- Directions
Quote the entries in full, character for character, without their images.

=======

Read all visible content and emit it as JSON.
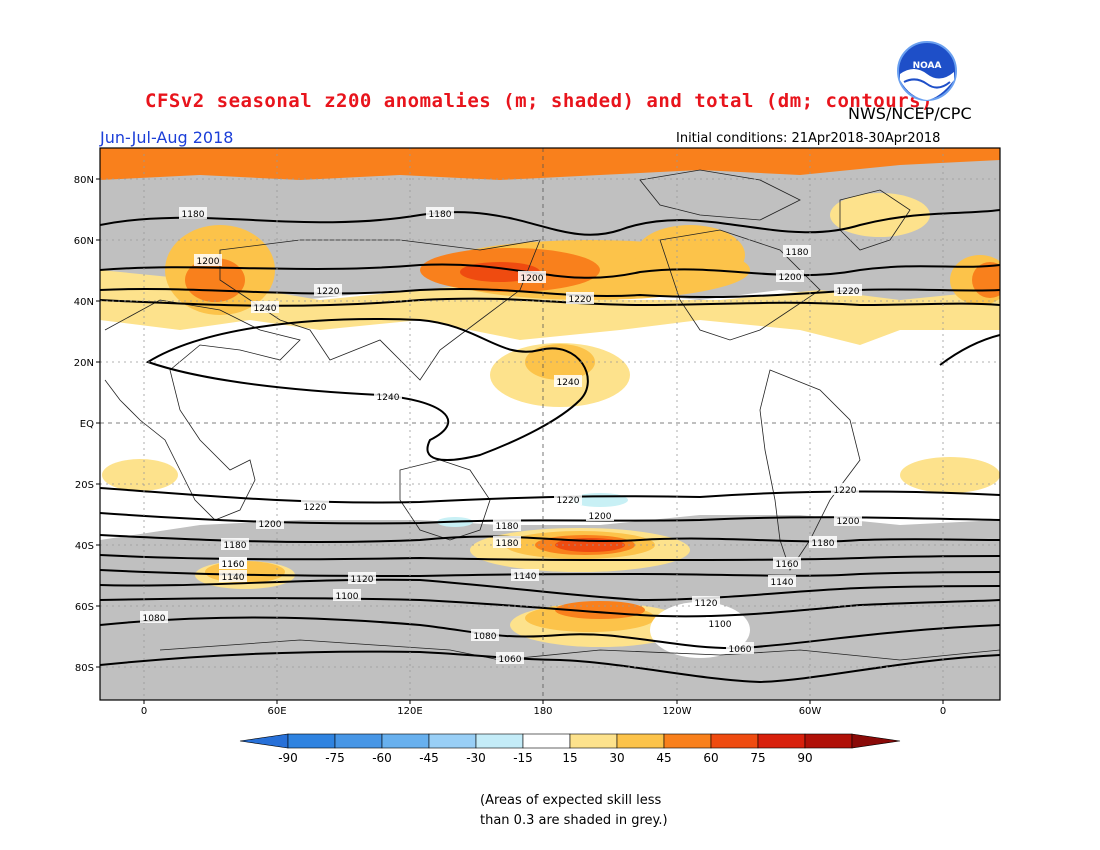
{
  "header": {
    "title": "CFSv2 seasonal z200 anomalies (m; shaded) and total (dm; contours)",
    "org": "NWS/NCEP/CPC",
    "period": "Jun-Jul-Aug 2018",
    "initial_conditions": "Initial conditions: 21Apr2018-30Apr2018",
    "logo_text": "NOAA"
  },
  "map": {
    "lat_labels": [
      "80N",
      "60N",
      "40N",
      "20N",
      "EQ",
      "20S",
      "40S",
      "60S",
      "80S"
    ],
    "lon_labels": [
      "0",
      "60E",
      "120E",
      "180",
      "120W",
      "60W",
      "0"
    ],
    "contour_labels": [
      "1180",
      "1180",
      "1200",
      "1220",
      "1240",
      "1160",
      "1200",
      "1220",
      "1180",
      "1200",
      "1220",
      "1240",
      "1240",
      "1220",
      "1200",
      "1180",
      "1160",
      "1140",
      "1120",
      "1100",
      "1080",
      "1220",
      "1200",
      "1180",
      "1180",
      "1140",
      "1120",
      "1100",
      "1080",
      "1060",
      "1060",
      "1220",
      "1200",
      "1180",
      "1160",
      "1140"
    ],
    "colors": {
      "skill_grey": "#c0c0c0",
      "pos_15_30": "#fde28c",
      "pos_30_45": "#fcc34a",
      "pos_45_60": "#f9801c",
      "pos_60_75": "#ef4b10",
      "pos_75_90": "#d8200c",
      "neg_15_30": "#c8f0f5"
    }
  },
  "colorbar": {
    "tick_labels": [
      "-90",
      "-75",
      "-60",
      "-45",
      "-30",
      "-15",
      "15",
      "30",
      "45",
      "60",
      "75",
      "90"
    ],
    "colors": [
      "#2770d8",
      "#2f83e0",
      "#4796e6",
      "#68b0ee",
      "#99cff6",
      "#c4ecf8",
      "#ffffff",
      "#fde28c",
      "#fcc34a",
      "#f9801c",
      "#ef4b10",
      "#d8200c",
      "#b01008",
      "#8a0a08"
    ]
  },
  "note": {
    "line1": "(Areas of expected skill less",
    "line2": "than 0.3 are shaded in grey.)"
  }
}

=======

- Solution below
Read all visible content and emit it as JSON.
{
  "header": {
    "title": "CFSv2 seasonal z200 anomalies (m; shaded) and total (dm; contours)",
    "org": "NWS/NCEP/CPC",
    "period": "Jun-Jul-Aug 2018",
    "initial_conditions": "Initial conditions: 21Apr2018-30Apr2018",
    "logo_text": "NOAA"
  },
  "map": {
    "lat_labels": [
      "80N",
      "60N",
      "40N",
      "20N",
      "EQ",
      "20S",
      "40S",
      "60S",
      "80S"
    ],
    "lon_labels": [
      "0",
      "60E",
      "120E",
      "180",
      "120W",
      "60W",
      "0"
    ],
    "contour_labels": [
      "1180",
      "1180",
      "1200",
      "1220",
      "1240",
      "1160",
      "1200",
      "1220",
      "1180",
      "1200",
      "1220",
      "1240",
      "1240",
      "1220",
      "1200",
      "1180",
      "1160",
      "1140",
      "1120",
      "1100",
      "1080",
      "1220",
      "1200",
      "1180",
      "1180",
      "1140",
      "1120",
      "1100",
      "1080",
      "1060",
      "1060",
      "1220",
      "1200",
      "1180",
      "1160",
      "1140"
    ],
    "colors": {
      "skill_grey": "#c0c0c0",
      "pos_15_30": "#fde28c",
      "pos_30_45": "#fcc34a",
      "pos_45_60": "#f9801c",
      "pos_60_75": "#ef4b10",
      "pos_75_90": "#d8200c",
      "neg_15_30": "#c8f0f5"
    }
  },
  "colorbar": {
    "tick_labels": [
      "-90",
      "-75",
      "-60",
      "-45",
      "-30",
      "-15",
      "15",
      "30",
      "45",
      "60",
      "75",
      "90"
    ],
    "colors": [
      "#2770d8",
      "#2f83e0",
      "#4796e6",
      "#68b0ee",
      "#99cff6",
      "#c4ecf8",
      "#ffffff",
      "#fde28c",
      "#fcc34a",
      "#f9801c",
      "#ef4b10",
      "#d8200c",
      "#b01008",
      "#8a0a08"
    ]
  },
  "note": {
    "line1": "(Areas of expected skill less",
    "line2": "than 0.3 are shaded in grey.)"
  }
}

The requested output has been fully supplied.